DIRECTION: Return every entry exactly.

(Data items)
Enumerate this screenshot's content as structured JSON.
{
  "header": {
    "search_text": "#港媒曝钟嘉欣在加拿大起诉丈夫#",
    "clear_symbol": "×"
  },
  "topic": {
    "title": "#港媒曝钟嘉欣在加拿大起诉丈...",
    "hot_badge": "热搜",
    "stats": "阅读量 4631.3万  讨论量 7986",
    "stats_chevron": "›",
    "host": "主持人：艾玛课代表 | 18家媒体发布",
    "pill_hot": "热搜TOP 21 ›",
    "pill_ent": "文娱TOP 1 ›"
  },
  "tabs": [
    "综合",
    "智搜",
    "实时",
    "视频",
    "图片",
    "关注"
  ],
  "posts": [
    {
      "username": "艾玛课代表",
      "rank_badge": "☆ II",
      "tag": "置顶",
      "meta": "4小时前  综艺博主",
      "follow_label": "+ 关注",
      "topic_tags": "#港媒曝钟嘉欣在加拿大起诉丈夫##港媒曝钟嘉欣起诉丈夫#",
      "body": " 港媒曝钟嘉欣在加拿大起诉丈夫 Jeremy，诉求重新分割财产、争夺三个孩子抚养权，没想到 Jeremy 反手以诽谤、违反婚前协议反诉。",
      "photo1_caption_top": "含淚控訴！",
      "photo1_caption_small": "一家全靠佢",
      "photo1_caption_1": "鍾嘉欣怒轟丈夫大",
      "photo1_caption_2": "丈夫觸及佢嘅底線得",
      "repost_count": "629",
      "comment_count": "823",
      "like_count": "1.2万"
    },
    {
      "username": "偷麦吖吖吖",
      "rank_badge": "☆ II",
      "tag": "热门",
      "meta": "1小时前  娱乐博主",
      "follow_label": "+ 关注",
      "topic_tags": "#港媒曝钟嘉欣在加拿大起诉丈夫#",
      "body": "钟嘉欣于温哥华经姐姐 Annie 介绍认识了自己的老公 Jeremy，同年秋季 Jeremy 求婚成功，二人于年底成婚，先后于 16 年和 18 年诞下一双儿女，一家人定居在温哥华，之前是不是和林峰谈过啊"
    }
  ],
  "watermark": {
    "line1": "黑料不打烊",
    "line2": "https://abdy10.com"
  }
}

RESPONSE FOR THIS EXERCISE:
Enumerate this screenshot's content as structured JSON.
{
  "header": {
    "search_text": "#港媒曝钟嘉欣在加拿大起诉丈夫#",
    "clear_symbol": "×"
  },
  "topic": {
    "title": "#港媒曝钟嘉欣在加拿大起诉丈...",
    "hot_badge": "热搜",
    "stats": "阅读量 4631.3万  讨论量 7986",
    "stats_chevron": "›",
    "host": "主持人：艾玛课代表 | 18家媒体发布",
    "pill_hot": "热搜TOP 21 ›",
    "pill_ent": "文娱TOP 1 ›"
  },
  "tabs": [
    "综合",
    "智搜",
    "实时",
    "视频",
    "图片",
    "关注"
  ],
  "posts": [
    {
      "username": "艾玛课代表",
      "rank_badge": "☆ II",
      "tag": "置顶",
      "meta": "4小时前  综艺博主",
      "follow_label": "+ 关注",
      "topic_tags": "#港媒曝钟嘉欣在加拿大起诉丈夫##港媒曝钟嘉欣起诉丈夫#",
      "body": " 港媒曝钟嘉欣在加拿大起诉丈夫 Jeremy，诉求重新分割财产、争夺三个孩子抚养权，没想到 Jeremy 反手以诽谤、违反婚前协议反诉。",
      "photo1_caption_top": "含淚控訴！",
      "photo1_caption_small": "一家全靠佢",
      "photo1_caption_1": "鍾嘉欣怒轟丈夫大",
      "photo1_caption_2": "丈夫觸及佢嘅底線得",
      "repost_count": "629",
      "comment_count": "823",
      "like_count": "1.2万"
    },
    {
      "username": "偷麦吖吖吖",
      "rank_badge": "☆ II",
      "tag": "热门",
      "meta": "1小时前  娱乐博主",
      "follow_label": "+ 关注",
      "topic_tags": "#港媒曝钟嘉欣在加拿大起诉丈夫#",
      "body": "钟嘉欣于温哥华经姐姐 Annie 介绍认识了自己的老公 Jeremy，同年秋季 Jeremy 求婚成功，二人于年底成婚，先后于 16 年和 18 年诞下一双儿女，一家人定居在温哥华，之前是不是和林峰谈过啊"
    }
  ],
  "watermark": {
    "line1": "黑料不打烊",
    "line2": "https://abdy10.com"
  }
}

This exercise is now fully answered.